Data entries
[Start]
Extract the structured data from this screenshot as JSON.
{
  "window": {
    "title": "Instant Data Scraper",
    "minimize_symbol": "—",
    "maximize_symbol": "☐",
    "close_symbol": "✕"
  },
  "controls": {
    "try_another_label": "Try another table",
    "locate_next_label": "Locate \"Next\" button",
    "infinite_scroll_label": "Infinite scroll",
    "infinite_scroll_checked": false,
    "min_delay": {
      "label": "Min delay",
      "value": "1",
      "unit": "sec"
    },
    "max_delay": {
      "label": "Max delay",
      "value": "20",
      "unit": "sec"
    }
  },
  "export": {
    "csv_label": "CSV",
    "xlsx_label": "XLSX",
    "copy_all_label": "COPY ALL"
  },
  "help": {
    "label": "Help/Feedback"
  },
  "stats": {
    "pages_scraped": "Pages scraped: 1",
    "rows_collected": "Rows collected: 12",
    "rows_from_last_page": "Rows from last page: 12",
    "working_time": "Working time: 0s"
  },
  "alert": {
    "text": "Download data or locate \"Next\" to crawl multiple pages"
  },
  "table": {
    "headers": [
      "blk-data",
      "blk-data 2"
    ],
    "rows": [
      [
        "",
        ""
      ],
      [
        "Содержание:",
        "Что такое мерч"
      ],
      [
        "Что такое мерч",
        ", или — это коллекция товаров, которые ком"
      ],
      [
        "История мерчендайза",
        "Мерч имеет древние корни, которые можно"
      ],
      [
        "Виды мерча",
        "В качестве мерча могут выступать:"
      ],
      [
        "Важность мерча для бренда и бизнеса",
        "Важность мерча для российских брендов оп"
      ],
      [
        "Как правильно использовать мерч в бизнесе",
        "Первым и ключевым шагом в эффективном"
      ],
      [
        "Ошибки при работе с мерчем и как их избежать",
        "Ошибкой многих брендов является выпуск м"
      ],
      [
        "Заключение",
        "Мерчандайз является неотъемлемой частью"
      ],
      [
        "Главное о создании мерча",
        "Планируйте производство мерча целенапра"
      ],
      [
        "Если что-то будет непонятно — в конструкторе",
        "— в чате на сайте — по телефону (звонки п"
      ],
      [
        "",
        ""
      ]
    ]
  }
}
[End]
[Task]:
Reproduce the entries above in full, verbatim.

[Task solution]:
Extract the structured data from this screenshot as JSON.
{
  "window": {
    "title": "Instant Data Scraper",
    "minimize_symbol": "—",
    "maximize_symbol": "☐",
    "close_symbol": "✕"
  },
  "controls": {
    "try_another_label": "Try another table",
    "locate_next_label": "Locate \"Next\" button",
    "infinite_scroll_label": "Infinite scroll",
    "infinite_scroll_checked": false,
    "min_delay": {
      "label": "Min delay",
      "value": "1",
      "unit": "sec"
    },
    "max_delay": {
      "label": "Max delay",
      "value": "20",
      "unit": "sec"
    }
  },
  "export": {
    "csv_label": "CSV",
    "xlsx_label": "XLSX",
    "copy_all_label": "COPY ALL"
  },
  "help": {
    "label": "Help/Feedback"
  },
  "stats": {
    "pages_scraped": "Pages scraped: 1",
    "rows_collected": "Rows collected: 12",
    "rows_from_last_page": "Rows from last page: 12",
    "working_time": "Working time: 0s"
  },
  "alert": {
    "text": "Download data or locate \"Next\" to crawl multiple pages"
  },
  "table": {
    "headers": [
      "blk-data",
      "blk-data 2"
    ],
    "rows": [
      [
        "",
        ""
      ],
      [
        "Содержание:",
        "Что такое мерч"
      ],
      [
        "Что такое мерч",
        ", или — это коллекция товаров, которые ком"
      ],
      [
        "История мерчендайза",
        "Мерч имеет древние корни, которые можно"
      ],
      [
        "Виды мерча",
        "В качестве мерча могут выступать:"
      ],
      [
        "Важность мерча для бренда и бизнеса",
        "Важность мерча для российских брендов оп"
      ],
      [
        "Как правильно использовать мерч в бизнесе",
        "Первым и ключевым шагом в эффективном"
      ],
      [
        "Ошибки при работе с мерчем и как их избежать",
        "Ошибкой многих брендов является выпуск м"
      ],
      [
        "Заключение",
        "Мерчандайз является неотъемлемой частью"
      ],
      [
        "Главное о создании мерча",
        "Планируйте производство мерча целенапра"
      ],
      [
        "Если что-то будет непонятно — в конструкторе",
        "— в чате на сайте — по телефону (звонки п"
      ],
      [
        "",
        ""
      ]
    ]
  }
}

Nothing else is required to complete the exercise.